In the entries below, count each line holding the word "Price". Answer with the total alone.

(Figure record extracts)
--- START ---
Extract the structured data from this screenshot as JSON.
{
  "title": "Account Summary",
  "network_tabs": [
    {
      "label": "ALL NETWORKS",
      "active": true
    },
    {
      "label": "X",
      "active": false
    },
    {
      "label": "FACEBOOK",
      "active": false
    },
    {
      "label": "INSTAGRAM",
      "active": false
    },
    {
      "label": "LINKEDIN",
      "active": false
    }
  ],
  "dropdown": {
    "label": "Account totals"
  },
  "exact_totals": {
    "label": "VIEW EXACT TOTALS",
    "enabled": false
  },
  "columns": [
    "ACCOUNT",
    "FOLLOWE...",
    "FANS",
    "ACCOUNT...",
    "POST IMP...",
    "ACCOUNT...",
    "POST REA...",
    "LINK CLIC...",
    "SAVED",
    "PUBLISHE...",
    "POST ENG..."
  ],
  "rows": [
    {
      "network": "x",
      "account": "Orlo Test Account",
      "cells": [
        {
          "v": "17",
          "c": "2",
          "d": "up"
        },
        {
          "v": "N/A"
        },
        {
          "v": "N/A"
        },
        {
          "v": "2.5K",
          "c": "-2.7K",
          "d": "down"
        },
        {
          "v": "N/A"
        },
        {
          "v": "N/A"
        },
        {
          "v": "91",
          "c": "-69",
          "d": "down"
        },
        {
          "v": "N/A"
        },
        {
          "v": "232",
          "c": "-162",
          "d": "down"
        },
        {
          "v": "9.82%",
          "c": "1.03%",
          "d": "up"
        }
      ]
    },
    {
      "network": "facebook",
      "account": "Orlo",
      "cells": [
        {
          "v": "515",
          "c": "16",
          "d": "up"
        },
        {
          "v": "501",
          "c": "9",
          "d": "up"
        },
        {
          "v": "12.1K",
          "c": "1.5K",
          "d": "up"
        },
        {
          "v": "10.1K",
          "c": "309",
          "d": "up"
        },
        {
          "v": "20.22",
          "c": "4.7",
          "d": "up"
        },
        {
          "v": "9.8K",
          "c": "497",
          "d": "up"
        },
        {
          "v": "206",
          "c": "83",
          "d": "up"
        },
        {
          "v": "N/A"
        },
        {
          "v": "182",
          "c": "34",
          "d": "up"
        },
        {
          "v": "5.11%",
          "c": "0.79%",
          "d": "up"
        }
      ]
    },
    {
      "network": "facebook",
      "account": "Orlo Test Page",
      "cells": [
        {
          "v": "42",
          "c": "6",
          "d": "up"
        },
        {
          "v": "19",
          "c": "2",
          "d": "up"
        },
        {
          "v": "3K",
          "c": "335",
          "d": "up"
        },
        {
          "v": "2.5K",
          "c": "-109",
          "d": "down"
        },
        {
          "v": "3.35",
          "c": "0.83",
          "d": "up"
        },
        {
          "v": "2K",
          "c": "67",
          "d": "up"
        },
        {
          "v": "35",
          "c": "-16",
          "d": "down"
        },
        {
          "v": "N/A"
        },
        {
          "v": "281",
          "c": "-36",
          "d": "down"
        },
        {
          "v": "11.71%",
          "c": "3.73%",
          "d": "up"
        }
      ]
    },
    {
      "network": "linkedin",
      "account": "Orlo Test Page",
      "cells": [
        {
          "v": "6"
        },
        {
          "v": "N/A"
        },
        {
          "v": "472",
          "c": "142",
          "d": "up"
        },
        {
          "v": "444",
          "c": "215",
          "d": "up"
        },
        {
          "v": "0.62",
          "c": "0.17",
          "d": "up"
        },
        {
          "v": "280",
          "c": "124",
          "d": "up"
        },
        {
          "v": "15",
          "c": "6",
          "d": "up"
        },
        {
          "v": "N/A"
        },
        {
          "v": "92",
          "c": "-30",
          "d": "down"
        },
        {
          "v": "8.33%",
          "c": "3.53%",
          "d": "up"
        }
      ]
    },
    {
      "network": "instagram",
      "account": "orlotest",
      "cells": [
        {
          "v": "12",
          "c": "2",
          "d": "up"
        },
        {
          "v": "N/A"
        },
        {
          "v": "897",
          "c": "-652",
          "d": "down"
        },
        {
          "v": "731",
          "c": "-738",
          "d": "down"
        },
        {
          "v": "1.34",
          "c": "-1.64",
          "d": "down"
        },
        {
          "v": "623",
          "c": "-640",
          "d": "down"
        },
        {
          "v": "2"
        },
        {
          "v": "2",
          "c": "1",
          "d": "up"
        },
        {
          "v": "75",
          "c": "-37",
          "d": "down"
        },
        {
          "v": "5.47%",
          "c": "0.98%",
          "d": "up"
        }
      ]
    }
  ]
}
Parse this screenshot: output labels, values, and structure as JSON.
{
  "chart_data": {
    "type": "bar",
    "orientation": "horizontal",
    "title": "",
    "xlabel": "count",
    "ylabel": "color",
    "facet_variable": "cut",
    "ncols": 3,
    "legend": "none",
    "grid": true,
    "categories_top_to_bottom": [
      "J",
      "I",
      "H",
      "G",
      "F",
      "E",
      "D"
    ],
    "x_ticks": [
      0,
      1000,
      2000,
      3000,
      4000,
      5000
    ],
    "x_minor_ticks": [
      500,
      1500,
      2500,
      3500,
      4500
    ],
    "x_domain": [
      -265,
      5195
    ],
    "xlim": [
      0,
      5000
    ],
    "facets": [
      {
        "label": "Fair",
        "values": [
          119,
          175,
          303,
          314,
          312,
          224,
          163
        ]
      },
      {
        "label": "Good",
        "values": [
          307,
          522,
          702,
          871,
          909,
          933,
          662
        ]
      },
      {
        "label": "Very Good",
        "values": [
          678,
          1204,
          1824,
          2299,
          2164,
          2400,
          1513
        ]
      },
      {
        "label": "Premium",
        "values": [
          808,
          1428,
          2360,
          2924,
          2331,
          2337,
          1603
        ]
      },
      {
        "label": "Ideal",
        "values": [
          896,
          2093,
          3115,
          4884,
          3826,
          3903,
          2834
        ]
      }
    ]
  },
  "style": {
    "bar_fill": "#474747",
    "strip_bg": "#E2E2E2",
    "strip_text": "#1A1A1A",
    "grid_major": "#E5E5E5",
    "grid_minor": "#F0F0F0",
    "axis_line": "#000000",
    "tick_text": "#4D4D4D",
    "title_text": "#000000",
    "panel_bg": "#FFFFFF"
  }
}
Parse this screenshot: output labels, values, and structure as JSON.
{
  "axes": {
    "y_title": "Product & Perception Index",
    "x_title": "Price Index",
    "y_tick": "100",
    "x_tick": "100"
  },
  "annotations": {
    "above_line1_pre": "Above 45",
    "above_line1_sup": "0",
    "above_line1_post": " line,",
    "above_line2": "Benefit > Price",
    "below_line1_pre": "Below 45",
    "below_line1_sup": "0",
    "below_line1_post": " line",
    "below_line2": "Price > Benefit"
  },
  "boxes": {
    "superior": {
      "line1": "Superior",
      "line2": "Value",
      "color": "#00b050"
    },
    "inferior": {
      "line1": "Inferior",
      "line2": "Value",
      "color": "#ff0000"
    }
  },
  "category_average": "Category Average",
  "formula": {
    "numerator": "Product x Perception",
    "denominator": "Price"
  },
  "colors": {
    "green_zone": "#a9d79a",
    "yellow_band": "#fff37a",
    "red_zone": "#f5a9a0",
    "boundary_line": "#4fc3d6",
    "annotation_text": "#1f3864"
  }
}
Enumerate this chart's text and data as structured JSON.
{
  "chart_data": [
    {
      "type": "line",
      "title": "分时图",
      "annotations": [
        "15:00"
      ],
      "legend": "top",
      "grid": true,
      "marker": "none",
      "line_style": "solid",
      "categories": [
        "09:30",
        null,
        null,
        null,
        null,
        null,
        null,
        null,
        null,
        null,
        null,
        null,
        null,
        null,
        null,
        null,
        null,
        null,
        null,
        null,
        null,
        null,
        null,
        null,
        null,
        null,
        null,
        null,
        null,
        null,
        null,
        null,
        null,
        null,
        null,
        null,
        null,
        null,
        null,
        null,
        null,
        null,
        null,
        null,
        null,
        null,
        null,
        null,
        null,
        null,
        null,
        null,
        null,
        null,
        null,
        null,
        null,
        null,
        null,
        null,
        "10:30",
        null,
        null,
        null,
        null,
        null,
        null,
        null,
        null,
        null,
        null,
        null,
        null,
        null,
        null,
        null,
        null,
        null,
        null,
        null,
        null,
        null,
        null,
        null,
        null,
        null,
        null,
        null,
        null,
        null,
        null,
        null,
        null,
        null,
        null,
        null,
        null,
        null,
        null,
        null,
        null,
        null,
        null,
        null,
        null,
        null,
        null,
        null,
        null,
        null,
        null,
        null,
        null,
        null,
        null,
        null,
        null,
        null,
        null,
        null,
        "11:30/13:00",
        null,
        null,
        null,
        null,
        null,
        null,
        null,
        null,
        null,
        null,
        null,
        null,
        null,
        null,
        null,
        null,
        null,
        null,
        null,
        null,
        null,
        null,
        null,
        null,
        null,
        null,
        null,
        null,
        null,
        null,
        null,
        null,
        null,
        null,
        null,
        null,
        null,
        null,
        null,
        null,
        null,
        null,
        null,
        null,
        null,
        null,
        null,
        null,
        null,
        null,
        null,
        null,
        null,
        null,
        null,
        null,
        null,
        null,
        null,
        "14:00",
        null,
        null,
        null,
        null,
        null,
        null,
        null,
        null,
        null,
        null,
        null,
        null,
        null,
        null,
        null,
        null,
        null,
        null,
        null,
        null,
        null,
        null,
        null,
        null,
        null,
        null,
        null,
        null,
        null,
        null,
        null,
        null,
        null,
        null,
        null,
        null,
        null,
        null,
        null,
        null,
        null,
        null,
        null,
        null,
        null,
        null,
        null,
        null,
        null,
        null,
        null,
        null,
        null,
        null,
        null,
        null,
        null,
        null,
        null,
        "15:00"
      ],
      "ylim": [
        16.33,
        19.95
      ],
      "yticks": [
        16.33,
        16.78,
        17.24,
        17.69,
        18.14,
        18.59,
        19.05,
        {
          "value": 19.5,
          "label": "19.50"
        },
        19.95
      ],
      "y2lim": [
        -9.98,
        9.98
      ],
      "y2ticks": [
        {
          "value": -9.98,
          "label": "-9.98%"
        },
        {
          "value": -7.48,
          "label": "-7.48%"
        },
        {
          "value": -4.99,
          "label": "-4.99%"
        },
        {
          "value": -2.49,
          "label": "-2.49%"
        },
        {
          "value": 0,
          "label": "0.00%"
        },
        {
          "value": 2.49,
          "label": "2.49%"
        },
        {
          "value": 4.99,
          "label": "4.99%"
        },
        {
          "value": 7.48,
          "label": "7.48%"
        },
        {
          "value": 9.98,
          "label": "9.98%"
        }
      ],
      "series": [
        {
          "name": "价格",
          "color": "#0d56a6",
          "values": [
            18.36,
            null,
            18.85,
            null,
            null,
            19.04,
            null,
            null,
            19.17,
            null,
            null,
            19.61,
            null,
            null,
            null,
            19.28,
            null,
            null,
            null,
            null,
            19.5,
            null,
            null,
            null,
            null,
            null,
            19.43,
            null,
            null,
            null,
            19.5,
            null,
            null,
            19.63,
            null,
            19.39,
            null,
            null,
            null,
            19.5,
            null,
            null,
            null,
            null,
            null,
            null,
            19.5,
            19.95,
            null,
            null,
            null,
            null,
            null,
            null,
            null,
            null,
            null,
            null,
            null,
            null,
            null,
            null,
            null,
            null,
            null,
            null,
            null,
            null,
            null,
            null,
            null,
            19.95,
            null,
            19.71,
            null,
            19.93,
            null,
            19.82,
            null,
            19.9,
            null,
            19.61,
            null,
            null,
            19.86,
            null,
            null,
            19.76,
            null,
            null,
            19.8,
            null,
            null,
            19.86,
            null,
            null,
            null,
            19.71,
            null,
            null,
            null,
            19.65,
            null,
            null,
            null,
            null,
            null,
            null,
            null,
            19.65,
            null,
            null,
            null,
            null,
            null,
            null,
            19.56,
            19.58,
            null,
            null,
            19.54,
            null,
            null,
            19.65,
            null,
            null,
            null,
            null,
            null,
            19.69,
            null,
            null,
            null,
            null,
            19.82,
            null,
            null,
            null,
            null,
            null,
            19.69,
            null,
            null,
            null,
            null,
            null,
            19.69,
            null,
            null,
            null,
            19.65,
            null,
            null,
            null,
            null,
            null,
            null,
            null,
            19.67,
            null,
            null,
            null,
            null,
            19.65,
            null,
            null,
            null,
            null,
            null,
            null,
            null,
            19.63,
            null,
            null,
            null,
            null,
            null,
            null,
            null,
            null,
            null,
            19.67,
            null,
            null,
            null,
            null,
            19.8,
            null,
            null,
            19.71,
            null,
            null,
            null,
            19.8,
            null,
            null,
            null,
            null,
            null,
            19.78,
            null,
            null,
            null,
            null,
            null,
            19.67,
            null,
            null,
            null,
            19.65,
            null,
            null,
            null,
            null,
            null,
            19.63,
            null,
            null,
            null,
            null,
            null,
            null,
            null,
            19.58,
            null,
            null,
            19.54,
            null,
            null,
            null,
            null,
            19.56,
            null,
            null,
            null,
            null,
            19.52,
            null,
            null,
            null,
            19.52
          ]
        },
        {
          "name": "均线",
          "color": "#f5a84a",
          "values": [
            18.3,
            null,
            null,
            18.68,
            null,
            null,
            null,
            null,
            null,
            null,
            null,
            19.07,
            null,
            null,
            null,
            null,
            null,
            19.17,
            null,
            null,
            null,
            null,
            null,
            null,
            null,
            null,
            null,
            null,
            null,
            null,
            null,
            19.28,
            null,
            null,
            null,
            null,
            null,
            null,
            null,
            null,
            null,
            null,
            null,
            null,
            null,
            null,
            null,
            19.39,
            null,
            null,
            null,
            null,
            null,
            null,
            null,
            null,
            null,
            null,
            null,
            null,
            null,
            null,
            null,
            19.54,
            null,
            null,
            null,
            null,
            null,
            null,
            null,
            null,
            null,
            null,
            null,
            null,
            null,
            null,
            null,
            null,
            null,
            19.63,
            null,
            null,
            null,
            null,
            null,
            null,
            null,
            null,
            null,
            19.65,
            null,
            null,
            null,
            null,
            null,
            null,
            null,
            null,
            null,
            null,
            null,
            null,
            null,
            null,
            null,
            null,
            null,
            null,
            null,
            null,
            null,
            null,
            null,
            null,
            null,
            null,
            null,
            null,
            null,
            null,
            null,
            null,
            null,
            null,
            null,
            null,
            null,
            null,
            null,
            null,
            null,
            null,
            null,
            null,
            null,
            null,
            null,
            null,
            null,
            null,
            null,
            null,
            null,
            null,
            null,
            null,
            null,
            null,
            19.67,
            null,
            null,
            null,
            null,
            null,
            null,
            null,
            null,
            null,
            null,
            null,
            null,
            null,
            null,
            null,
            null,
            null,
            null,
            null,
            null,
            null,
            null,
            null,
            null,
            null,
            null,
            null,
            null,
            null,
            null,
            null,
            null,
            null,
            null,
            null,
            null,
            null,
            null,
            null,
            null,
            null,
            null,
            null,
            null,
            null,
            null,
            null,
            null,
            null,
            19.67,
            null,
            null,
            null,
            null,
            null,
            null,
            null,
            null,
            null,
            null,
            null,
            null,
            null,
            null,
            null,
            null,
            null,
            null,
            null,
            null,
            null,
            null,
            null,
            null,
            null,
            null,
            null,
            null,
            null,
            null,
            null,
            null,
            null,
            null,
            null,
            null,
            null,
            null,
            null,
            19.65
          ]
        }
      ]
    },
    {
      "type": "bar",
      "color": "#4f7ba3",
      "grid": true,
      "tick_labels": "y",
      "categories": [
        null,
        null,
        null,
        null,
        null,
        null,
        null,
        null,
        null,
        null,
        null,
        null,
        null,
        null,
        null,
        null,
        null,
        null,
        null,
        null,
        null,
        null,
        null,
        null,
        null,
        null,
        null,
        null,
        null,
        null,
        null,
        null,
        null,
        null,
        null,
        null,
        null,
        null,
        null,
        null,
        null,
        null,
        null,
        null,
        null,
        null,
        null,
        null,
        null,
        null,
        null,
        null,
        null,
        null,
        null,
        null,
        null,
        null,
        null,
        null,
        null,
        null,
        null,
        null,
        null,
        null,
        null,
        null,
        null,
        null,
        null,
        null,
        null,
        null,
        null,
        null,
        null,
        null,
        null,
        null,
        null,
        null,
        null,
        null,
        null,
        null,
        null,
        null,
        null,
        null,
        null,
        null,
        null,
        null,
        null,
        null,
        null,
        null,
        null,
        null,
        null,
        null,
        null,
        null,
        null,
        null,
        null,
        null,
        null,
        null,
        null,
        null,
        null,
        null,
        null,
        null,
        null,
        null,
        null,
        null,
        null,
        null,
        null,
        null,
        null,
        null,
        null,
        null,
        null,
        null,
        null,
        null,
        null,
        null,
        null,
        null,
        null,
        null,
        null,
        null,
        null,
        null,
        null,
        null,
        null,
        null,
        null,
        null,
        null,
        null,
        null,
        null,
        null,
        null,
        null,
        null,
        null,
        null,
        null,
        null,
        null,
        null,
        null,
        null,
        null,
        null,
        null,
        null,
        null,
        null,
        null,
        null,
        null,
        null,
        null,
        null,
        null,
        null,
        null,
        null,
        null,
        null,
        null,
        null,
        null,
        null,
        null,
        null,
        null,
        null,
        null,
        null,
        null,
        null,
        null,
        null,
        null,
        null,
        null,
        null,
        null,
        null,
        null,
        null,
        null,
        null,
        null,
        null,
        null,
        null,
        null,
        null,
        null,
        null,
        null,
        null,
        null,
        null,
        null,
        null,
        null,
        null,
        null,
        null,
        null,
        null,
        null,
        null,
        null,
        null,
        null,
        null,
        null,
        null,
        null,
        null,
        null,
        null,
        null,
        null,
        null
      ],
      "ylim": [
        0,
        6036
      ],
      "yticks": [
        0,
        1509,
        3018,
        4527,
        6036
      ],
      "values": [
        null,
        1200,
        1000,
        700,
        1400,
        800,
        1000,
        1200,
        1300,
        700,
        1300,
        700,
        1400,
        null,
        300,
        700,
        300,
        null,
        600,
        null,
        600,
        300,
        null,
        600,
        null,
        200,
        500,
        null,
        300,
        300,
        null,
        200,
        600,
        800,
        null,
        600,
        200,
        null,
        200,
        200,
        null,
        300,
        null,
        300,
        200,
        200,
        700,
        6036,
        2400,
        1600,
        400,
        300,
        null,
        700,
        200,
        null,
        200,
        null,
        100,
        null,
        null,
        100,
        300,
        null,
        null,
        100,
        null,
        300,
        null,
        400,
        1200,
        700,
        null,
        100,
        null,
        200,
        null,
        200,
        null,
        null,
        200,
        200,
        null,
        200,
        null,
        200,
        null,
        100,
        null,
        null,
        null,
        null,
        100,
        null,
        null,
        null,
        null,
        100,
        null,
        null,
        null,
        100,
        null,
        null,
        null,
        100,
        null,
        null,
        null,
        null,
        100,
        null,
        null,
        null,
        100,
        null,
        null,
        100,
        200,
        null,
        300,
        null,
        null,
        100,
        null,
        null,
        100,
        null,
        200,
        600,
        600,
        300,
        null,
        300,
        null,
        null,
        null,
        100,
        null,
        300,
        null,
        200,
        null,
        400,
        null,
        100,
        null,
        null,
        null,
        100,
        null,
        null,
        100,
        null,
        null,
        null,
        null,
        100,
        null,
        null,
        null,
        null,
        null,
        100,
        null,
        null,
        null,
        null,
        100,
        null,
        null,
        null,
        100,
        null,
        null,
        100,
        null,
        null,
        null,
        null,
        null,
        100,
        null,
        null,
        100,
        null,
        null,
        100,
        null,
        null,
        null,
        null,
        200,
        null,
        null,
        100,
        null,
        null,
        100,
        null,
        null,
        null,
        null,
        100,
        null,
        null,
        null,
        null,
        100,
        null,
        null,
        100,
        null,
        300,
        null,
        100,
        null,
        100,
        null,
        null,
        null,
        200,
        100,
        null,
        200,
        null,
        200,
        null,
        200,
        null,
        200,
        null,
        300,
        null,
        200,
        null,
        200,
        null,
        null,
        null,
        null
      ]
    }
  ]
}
--- END ---
In response: 4